Provided information:
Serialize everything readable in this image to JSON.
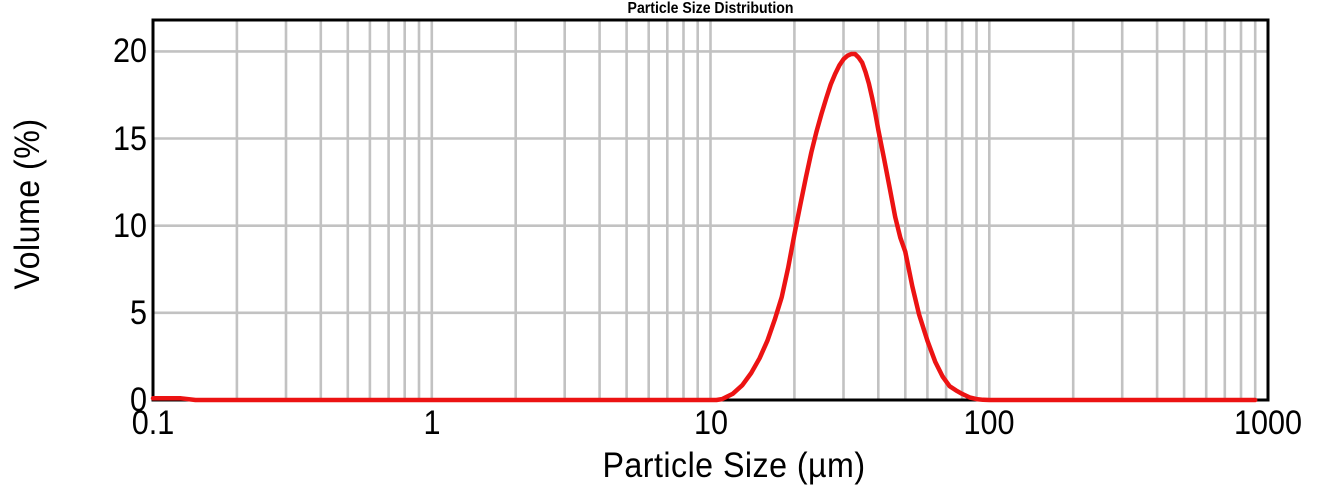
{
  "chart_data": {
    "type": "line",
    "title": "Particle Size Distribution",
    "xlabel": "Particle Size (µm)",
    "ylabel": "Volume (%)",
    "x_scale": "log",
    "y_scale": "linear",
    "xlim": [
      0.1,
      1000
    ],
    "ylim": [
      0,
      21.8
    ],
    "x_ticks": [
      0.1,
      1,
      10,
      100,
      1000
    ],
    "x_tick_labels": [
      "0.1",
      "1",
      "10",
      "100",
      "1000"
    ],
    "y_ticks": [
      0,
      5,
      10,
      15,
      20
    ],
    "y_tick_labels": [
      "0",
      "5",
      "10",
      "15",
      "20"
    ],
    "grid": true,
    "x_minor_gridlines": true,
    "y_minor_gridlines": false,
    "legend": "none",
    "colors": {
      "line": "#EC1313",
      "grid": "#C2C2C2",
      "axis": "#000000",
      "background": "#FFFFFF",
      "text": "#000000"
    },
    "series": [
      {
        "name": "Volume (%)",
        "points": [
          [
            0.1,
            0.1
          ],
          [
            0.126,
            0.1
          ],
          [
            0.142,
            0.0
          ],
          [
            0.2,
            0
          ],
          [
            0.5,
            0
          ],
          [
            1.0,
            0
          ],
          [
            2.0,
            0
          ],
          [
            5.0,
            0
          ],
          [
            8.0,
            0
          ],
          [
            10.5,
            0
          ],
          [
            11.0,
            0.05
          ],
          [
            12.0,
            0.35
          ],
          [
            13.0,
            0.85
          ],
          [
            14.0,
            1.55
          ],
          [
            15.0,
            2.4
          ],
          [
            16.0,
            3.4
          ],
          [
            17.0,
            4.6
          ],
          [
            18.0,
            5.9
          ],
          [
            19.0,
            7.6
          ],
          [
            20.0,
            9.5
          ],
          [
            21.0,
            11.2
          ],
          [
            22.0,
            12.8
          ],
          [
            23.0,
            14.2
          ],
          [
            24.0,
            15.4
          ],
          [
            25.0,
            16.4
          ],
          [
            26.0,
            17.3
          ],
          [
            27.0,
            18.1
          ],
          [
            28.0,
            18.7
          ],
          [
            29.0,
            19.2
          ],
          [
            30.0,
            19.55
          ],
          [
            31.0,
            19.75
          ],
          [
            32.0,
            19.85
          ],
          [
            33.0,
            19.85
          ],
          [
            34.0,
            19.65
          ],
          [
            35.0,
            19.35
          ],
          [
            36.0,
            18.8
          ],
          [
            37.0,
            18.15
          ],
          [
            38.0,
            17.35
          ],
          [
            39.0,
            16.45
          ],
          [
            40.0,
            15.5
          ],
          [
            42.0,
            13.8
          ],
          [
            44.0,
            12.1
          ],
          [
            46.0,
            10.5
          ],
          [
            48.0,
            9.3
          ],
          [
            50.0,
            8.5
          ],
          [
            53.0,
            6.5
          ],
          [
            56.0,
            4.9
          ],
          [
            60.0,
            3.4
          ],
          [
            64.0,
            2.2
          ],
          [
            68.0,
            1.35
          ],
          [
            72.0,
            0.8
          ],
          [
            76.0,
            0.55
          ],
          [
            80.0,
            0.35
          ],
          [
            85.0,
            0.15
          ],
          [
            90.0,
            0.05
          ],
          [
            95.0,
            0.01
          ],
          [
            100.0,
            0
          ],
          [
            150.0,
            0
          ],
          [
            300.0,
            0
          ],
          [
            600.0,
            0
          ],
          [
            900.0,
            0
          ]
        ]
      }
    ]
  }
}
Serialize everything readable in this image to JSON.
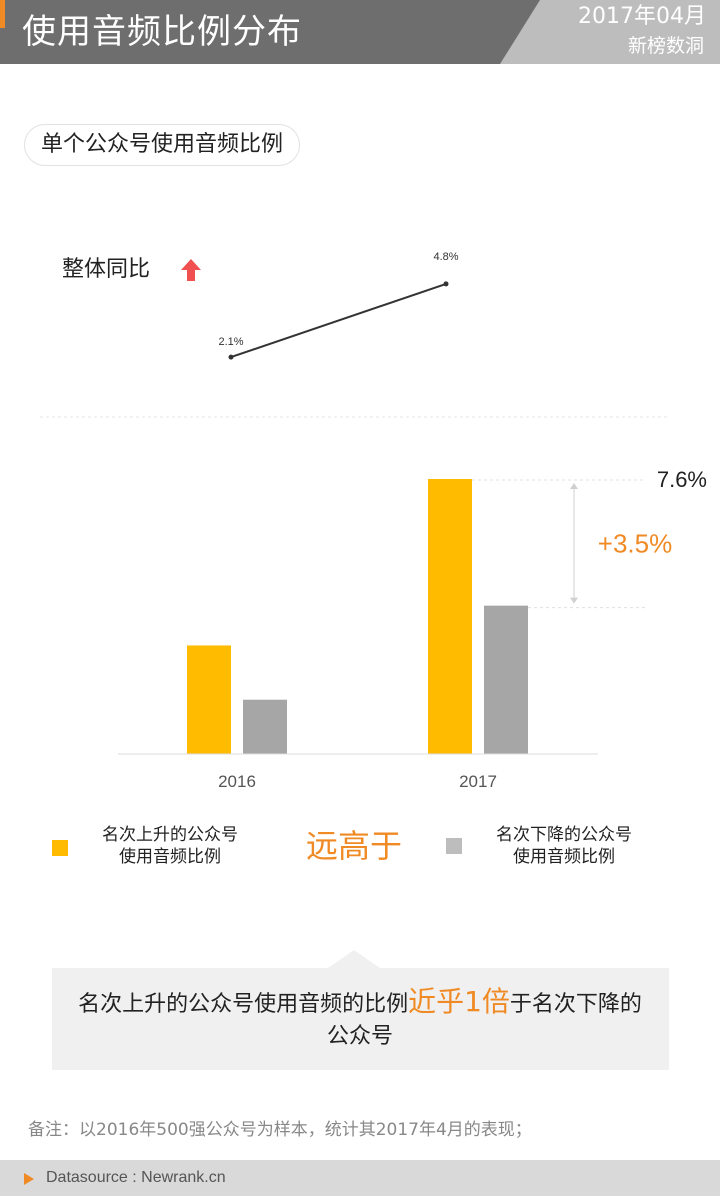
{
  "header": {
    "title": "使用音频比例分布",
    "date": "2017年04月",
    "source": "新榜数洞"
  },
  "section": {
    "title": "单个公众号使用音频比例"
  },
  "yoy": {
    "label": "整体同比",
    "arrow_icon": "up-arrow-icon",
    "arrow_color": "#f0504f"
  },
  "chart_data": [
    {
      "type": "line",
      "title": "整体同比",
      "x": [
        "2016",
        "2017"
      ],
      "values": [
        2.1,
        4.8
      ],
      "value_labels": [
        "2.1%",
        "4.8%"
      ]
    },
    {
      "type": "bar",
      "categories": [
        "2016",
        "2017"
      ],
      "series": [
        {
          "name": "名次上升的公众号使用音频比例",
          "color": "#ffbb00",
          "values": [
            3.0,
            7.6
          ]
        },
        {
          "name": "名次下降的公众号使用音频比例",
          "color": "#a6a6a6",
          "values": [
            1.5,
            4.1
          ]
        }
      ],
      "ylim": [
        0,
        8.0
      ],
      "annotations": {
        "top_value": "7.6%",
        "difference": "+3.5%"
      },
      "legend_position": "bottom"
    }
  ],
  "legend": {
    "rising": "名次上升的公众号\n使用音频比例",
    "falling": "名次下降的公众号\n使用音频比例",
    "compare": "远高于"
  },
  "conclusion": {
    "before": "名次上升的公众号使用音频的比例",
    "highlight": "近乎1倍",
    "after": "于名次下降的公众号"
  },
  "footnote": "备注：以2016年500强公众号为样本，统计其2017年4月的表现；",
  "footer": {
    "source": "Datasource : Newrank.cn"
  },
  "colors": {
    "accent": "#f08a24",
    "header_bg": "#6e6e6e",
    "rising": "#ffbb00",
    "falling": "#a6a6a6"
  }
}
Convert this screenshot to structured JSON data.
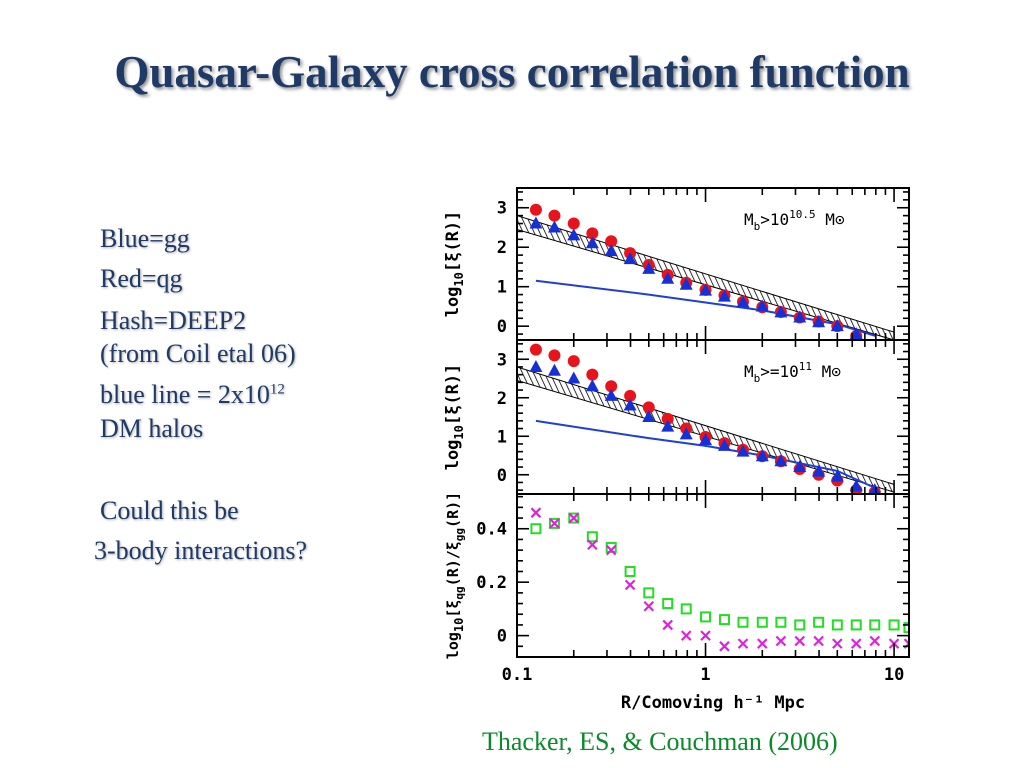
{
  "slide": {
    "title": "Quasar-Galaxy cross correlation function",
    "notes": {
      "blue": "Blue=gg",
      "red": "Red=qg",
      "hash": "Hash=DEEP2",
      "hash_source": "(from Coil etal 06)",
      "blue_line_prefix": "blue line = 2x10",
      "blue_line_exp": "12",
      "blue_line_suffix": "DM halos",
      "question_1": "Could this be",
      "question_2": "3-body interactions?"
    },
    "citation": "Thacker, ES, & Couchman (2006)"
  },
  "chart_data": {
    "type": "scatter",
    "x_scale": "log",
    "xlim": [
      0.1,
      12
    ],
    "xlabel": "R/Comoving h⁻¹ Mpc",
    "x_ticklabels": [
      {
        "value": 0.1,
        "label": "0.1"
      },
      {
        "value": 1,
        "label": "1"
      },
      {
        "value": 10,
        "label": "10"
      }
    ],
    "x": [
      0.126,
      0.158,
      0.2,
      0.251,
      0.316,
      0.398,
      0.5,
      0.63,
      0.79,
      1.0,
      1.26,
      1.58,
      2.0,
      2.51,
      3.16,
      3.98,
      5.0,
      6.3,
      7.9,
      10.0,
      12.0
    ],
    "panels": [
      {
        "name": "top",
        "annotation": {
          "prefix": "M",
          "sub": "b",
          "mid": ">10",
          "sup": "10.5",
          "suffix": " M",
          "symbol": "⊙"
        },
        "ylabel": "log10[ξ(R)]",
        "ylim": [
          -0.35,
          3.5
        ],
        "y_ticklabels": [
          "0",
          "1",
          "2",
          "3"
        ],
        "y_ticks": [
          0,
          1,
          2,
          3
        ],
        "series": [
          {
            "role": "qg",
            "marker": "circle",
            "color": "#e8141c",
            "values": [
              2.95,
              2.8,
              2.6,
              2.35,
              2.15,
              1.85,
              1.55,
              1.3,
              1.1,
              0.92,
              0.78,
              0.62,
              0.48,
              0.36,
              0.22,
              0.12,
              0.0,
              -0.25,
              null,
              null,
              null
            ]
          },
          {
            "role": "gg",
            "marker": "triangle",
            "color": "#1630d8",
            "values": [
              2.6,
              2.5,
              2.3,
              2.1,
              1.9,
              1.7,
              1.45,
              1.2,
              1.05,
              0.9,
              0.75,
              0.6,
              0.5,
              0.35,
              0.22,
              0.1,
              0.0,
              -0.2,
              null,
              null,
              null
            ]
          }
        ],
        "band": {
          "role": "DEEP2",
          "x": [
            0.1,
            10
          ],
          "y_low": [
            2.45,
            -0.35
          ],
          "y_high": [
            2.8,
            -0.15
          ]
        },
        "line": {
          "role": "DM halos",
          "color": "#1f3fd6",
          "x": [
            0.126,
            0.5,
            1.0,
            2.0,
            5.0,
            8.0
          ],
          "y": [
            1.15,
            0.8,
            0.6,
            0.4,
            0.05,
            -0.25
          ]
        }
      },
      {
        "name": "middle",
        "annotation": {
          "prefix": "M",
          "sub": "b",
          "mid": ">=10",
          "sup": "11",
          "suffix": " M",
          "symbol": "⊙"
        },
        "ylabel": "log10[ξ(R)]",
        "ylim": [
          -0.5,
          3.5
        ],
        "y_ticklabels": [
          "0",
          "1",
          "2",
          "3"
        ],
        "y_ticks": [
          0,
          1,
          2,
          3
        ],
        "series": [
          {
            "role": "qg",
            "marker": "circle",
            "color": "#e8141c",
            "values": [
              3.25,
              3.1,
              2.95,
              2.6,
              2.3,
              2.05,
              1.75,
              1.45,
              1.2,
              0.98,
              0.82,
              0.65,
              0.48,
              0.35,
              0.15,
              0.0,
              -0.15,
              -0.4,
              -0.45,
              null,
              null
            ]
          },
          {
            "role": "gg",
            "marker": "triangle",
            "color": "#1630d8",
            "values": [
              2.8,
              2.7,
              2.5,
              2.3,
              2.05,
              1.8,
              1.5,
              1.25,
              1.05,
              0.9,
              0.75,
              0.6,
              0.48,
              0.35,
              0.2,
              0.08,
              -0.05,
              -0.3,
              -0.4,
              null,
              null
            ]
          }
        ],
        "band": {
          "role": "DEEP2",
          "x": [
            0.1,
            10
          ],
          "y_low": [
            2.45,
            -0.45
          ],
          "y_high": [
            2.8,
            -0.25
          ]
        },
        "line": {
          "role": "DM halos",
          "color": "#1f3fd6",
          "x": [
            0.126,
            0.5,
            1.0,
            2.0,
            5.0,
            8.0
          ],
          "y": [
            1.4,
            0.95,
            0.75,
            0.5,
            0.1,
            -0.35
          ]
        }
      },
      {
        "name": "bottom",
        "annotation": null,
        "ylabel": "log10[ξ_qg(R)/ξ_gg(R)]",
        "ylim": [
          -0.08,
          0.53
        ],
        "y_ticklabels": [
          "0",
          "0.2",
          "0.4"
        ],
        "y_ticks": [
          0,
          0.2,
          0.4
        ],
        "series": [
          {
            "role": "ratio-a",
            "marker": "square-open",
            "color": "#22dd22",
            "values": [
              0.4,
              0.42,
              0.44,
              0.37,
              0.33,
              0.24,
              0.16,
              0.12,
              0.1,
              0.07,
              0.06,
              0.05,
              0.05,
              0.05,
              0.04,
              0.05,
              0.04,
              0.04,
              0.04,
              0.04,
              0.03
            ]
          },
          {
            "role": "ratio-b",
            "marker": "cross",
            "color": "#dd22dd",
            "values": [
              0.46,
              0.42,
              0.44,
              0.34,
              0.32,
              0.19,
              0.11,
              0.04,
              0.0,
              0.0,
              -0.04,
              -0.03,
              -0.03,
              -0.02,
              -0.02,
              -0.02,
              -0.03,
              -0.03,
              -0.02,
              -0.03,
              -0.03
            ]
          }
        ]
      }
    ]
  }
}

Prompt: Filter the records down to the lines that contain the string "n使用音频比例", and copy those lines.

Expected answer:
    "rising": "名次上升的公众号\n使用音频比例",
    "falling": "名次下降的公众号\n使用音频比例",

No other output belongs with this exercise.